YOUR INSTRUCTIONS:
Write every record out again exactly as given.

EXCERPTED DATA:
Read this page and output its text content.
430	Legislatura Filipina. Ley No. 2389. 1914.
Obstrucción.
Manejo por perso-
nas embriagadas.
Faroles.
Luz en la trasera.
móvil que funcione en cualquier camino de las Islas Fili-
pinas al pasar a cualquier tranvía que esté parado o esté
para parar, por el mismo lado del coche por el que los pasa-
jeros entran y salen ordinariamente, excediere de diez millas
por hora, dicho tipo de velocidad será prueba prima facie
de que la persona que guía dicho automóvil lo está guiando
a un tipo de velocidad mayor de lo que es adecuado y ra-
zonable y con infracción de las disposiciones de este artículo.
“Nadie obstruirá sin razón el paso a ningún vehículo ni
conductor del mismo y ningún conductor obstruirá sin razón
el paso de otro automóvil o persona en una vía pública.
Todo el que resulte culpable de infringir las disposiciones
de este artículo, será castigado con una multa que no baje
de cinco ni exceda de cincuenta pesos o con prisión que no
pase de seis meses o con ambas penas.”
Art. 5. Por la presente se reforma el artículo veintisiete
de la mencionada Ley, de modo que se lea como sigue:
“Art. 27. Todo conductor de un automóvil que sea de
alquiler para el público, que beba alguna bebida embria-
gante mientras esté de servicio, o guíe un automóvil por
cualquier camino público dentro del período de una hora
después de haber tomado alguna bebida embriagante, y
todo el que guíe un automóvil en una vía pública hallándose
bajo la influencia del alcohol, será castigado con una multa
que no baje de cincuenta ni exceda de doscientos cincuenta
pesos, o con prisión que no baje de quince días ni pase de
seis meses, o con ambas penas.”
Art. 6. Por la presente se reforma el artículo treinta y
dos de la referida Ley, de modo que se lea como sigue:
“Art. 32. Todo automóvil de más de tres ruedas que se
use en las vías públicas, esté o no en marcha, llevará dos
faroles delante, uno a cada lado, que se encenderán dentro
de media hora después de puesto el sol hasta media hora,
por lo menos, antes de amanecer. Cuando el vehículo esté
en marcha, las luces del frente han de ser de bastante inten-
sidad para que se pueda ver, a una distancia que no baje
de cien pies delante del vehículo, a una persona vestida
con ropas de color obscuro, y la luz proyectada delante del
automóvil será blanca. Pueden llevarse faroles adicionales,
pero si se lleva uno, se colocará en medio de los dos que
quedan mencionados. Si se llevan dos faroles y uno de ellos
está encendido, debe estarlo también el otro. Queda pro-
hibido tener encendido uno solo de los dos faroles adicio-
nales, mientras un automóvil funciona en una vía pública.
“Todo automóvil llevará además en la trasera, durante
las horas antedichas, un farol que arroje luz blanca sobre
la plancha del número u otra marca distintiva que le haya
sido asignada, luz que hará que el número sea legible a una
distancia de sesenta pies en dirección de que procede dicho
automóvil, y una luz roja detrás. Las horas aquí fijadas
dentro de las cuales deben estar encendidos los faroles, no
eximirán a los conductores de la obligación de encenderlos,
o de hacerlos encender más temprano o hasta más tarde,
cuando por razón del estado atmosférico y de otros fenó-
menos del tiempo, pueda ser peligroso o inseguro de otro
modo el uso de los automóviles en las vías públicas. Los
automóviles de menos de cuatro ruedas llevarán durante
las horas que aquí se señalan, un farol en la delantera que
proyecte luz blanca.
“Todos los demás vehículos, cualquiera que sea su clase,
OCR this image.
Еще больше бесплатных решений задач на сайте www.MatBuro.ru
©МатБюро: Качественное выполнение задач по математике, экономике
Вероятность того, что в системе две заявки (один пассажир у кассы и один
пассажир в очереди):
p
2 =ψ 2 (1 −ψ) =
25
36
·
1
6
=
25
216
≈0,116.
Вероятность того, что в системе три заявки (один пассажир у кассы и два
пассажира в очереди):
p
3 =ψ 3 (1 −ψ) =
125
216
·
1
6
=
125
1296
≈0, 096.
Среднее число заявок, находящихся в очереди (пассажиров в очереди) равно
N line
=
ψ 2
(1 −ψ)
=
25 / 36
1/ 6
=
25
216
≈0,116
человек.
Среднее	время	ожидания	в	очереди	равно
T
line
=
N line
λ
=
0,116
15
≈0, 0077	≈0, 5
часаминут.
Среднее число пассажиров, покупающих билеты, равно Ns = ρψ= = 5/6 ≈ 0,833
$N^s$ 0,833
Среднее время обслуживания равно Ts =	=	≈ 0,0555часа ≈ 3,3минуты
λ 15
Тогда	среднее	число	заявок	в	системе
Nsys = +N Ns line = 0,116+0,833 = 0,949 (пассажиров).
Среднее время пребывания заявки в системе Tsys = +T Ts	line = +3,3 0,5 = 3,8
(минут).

WRITTEN REPLY:
Read this page and output its text content.
430	Legislatura Filipina. Ley No. 2389. 1914.
Obstrucción.
Manejo por perso-
nas embriagadas.
Faroles.
Luz en la trasera.
móvil que funcione en cualquier camino de las Islas Fili-
pinas al pasar a cualquier tranvía que esté parado o esté
para parar, por el mismo lado del coche por el que los pasa-
jeros entran y salen ordinariamente, excediere de diez millas
por hora, dicho tipo de velocidad será prueba prima facie
de que la persona que guía dicho automóvil lo está guiando
a un tipo de velocidad mayor de lo que es adecuado y ra-
zonable y con infracción de las disposiciones de este artículo.
“Nadie obstruirá sin razón el paso a ningún vehículo ni
conductor del mismo y ningún conductor obstruirá sin razón
el paso de otro automóvil o persona en una vía pública.
Todo el que resulte culpable de infringir las disposiciones
de este artículo, será castigado con una multa que no baje
de cinco ni exceda de cincuenta pesos o con prisión que no
pase de seis meses o con ambas penas.”
Art. 5. Por la presente se reforma el artículo veintisiete
de la mencionada Ley, de modo que se lea como sigue:
“Art. 27. Todo conductor de un automóvil que sea de
alquiler para el público, que beba alguna bebida embria-
gante mientras esté de servicio, o guíe un automóvil por
cualquier camino público dentro del período de una hora
después de haber tomado alguna bebida embriagante, y
todo el que guíe un automóvil en una vía pública hallándose
bajo la influencia del alcohol, será castigado con una multa
que no baje de cincuenta ni exceda de doscientos cincuenta
pesos, o con prisión que no baje de quince días ni pase de
seis meses, o con ambas penas.”
Art. 6. Por la presente se reforma el artículo treinta y
dos de la referida Ley, de modo que se lea como sigue:
“Art. 32. Todo automóvil de más de tres ruedas que se
use en las vías públicas, esté o no en marcha, llevará dos
faroles delante, uno a cada lado, que se encenderán dentro
de media hora después de puesto el sol hasta media hora,
por lo menos, antes de amanecer. Cuando el vehículo esté
en marcha, las luces del frente han de ser de bastante inten-
sidad para que se pueda ver, a una distancia que no baje
de cien pies delante del vehículo, a una persona vestida
con ropas de color obscuro, y la luz proyectada delante del
automóvil será blanca. Pueden llevarse faroles adicionales,
pero si se lleva uno, se colocará en medio de los dos que
quedan mencionados. Si se llevan dos faroles y uno de ellos
está encendido, debe estarlo también el otro. Queda pro-
hibido tener encendido uno solo de los dos faroles adicio-
nales, mientras un automóvil funciona en una vía pública.
“Todo automóvil llevará además en la trasera, durante
las horas antedichas, un farol que arroje luz blanca sobre
la plancha del número u otra marca distintiva que le haya
sido asignada, luz que hará que el número sea legible a una
distancia de sesenta pies en dirección de que procede dicho
automóvil, y una luz roja detrás. Las horas aquí fijadas
dentro de las cuales deben estar encendidos los faroles, no
eximirán a los conductores de la obligación de encenderlos,
o de hacerlos encender más temprano o hasta más tarde,
cuando por razón del estado atmosférico y de otros fenó-
menos del tiempo, pueda ser peligroso o inseguro de otro
modo el uso de los automóviles en las vías públicas. Los
automóviles de menos de cuatro ruedas llevarán durante
las horas que aquí se señalan, un farol en la delantera que
proyecte luz blanca.
“Todos los demás vehículos, cualquiera que sea su clase,
OCR this image.
Еще больше бесплатных решений задач на сайте www.MatBuro.ru
©МатБюро: Качественное выполнение задач по математике, экономике
Вероятность того, что в системе две заявки (один пассажир у кассы и один
пассажир в очереди):
p
2 =ψ 2 (1 −ψ) =
25
36
·
1
6
=
25
216
≈0,116.
Вероятность того, что в системе три заявки (один пассажир у кассы и два
пассажира в очереди):
p
3 =ψ 3 (1 −ψ) =
125
216
·
1
6
=
125
1296
≈0, 096.
Среднее число заявок, находящихся в очереди (пассажиров в очереди) равно
N line
=
ψ 2
(1 −ψ)
=
25 / 36
1/ 6
=
25
216
≈0,116
человек.
Среднее	время	ожидания	в	очереди	равно
T
line
=
N line
λ
=
0,116
15
≈0, 0077	≈0, 5
часаминут.
Среднее число пассажиров, покупающих билеты, равно Ns = ρψ= = 5/6 ≈ 0,833
$N^s$ 0,833
Среднее время обслуживания равно Ts =	=	≈ 0,0555часа ≈ 3,3минуты
λ 15
Тогда	среднее	число	заявок	в	системе
Nsys = +N Ns line = 0,116+0,833 = 0,949 (пассажиров).
Среднее время пребывания заявки в системе Tsys = +T Ts	line = +3,3 0,5 = 3,8
(минут).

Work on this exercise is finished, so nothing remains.